__Task details__.
Report every line in the listing below where the string "population" shows up.

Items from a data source
┄┄┄┄┄┄┄┄┄┄
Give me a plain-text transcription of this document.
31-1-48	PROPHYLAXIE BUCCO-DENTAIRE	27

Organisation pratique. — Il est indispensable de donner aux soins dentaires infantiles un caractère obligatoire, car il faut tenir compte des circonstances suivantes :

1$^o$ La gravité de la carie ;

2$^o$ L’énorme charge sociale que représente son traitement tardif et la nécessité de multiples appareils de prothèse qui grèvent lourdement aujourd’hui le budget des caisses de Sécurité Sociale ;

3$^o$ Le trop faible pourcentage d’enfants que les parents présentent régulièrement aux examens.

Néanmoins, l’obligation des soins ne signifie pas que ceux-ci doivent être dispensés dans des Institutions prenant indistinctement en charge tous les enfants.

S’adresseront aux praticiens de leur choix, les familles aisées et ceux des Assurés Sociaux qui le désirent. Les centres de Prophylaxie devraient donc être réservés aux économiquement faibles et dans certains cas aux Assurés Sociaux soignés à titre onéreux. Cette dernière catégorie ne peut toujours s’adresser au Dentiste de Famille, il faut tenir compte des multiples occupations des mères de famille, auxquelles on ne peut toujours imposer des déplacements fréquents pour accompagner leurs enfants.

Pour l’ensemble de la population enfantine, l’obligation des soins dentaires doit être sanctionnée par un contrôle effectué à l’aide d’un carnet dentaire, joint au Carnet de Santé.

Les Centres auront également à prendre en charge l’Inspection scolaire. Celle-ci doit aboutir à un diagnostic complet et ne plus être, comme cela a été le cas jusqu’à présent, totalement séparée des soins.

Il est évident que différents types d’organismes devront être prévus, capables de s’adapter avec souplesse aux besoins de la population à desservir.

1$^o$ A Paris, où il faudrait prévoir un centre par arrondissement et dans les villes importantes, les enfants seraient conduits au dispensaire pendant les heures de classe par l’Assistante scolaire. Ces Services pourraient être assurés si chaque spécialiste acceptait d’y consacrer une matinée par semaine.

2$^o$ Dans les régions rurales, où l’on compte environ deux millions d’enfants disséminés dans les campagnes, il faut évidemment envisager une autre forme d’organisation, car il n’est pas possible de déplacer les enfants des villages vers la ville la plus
┄┄┄┄┄┄┄┄┄┄
__Result of the exercise__.
Pour l’ensemble de la population enfantine, l’obligation des soins dentaires doit être sanctionnée par un contrôle effectué à l’aide d’un carnet dentaire, joint au Carnet de Santé.
Il est évident que différents types d’organismes devront être prévus, capables de s’adapter avec souplesse aux besoins de la population à desservir.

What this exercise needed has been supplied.